> _PROBLEM DETAILS_
Copy out all lines carrying the word "Example".

[Stored items]
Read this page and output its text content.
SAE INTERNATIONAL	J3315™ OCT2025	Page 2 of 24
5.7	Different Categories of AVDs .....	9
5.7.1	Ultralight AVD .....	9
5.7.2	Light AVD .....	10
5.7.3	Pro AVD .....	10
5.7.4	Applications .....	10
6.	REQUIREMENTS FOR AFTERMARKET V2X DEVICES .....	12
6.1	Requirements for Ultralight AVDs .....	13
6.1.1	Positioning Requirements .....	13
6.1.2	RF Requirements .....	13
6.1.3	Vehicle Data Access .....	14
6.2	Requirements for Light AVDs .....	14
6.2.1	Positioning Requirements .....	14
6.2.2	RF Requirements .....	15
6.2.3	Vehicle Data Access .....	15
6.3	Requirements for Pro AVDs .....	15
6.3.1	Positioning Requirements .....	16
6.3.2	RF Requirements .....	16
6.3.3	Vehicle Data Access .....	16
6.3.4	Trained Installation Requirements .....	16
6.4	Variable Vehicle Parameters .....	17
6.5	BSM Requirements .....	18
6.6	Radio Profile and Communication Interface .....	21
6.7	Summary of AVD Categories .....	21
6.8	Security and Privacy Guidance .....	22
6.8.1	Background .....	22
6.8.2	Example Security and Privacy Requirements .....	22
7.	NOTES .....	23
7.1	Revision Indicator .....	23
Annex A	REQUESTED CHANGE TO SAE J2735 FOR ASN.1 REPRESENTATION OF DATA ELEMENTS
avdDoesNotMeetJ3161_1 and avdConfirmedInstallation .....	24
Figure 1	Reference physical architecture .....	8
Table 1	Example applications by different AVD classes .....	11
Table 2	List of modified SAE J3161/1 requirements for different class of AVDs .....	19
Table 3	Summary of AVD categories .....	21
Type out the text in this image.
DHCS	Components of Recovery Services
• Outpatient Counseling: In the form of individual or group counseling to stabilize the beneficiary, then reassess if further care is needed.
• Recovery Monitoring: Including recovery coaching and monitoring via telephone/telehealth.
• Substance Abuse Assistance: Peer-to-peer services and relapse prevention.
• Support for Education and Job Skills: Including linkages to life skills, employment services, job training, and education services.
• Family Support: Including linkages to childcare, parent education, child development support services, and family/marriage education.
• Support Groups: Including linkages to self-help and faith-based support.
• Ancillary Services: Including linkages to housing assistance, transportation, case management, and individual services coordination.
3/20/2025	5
---
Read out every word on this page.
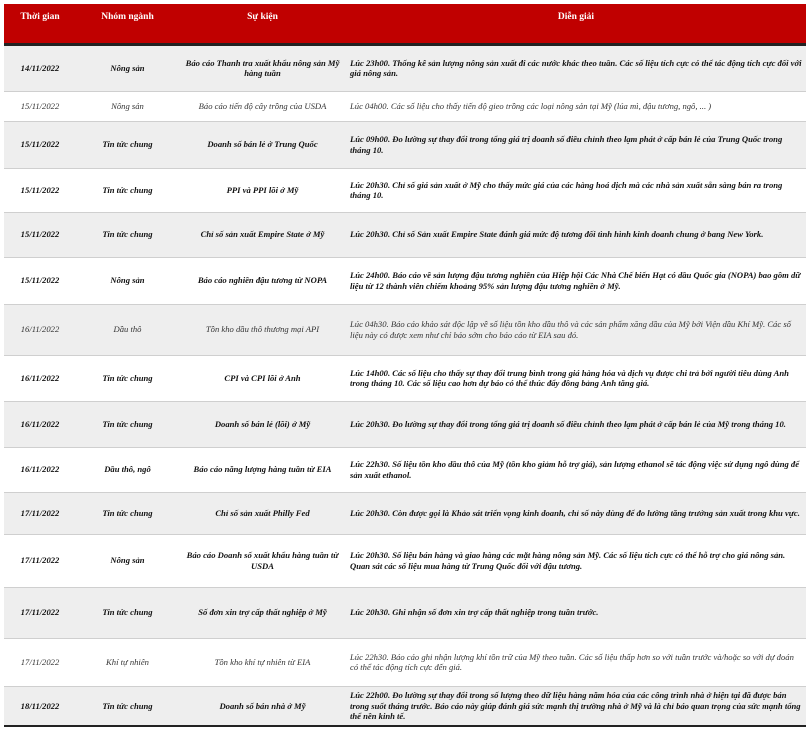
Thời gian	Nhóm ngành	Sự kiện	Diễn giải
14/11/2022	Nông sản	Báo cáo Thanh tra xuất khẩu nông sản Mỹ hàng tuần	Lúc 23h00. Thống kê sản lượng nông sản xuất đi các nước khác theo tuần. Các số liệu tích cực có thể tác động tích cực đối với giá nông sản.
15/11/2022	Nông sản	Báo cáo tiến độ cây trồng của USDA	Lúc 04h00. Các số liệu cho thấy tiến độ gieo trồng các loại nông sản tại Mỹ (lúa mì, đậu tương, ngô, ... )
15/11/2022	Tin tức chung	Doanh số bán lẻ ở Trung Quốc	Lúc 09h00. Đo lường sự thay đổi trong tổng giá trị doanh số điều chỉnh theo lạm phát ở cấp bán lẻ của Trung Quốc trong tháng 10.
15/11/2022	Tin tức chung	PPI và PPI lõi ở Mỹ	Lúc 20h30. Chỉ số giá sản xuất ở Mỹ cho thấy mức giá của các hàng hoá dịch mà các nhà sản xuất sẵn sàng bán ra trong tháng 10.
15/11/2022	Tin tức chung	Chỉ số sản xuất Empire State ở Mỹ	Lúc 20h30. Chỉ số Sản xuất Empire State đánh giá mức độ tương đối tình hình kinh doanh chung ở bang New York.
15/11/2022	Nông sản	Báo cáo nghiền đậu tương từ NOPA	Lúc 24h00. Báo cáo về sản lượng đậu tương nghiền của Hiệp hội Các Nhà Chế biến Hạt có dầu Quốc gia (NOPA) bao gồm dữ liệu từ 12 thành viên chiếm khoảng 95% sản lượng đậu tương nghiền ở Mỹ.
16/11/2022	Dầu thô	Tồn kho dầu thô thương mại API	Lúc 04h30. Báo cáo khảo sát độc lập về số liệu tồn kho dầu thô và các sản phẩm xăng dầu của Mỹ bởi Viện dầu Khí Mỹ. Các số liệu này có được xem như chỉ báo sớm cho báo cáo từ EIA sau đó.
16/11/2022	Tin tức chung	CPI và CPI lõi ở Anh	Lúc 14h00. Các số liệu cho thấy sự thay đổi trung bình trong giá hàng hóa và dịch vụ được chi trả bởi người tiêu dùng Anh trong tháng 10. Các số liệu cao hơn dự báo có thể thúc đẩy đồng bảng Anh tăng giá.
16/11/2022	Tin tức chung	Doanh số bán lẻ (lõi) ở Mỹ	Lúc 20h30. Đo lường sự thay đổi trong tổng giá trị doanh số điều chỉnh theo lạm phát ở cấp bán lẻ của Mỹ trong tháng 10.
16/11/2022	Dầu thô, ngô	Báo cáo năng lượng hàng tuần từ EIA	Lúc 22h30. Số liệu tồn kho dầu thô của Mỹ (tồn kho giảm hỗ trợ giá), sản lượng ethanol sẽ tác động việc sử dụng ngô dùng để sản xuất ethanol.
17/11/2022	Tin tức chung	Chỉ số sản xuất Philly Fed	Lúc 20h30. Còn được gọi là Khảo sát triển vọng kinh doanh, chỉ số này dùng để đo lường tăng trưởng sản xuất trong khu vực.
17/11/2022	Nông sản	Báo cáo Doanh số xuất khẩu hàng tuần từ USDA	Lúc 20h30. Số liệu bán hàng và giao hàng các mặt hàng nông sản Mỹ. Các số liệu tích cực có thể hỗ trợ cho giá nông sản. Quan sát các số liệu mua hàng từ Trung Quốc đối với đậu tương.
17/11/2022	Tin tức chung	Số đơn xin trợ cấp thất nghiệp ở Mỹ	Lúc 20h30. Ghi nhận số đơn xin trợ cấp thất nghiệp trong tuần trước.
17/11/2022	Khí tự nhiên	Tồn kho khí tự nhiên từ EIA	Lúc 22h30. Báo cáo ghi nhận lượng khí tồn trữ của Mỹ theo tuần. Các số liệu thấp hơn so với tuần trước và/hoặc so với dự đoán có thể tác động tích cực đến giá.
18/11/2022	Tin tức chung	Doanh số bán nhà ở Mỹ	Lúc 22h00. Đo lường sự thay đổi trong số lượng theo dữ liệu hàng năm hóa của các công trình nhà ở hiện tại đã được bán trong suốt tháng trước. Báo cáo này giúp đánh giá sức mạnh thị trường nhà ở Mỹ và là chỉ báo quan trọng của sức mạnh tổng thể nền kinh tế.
==
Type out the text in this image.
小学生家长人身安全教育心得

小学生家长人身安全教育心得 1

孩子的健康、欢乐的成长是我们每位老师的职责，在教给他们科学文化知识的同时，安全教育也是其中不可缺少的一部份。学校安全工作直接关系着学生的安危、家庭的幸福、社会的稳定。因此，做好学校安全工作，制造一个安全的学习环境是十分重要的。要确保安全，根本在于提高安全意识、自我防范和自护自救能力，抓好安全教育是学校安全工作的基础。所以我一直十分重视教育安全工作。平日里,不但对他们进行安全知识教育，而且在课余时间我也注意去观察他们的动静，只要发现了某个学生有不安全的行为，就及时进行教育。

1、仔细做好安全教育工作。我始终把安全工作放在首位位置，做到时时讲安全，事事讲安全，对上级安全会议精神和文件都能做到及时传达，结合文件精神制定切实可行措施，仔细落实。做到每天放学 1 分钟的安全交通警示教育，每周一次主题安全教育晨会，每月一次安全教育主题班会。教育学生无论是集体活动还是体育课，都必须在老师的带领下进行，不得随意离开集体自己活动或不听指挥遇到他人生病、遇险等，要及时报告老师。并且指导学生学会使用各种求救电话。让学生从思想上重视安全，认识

> _OUTPUT_
6.8.2	Example Security and Privacy Requirements .....	22
Table 1	Example applications by different AVD classes .....	11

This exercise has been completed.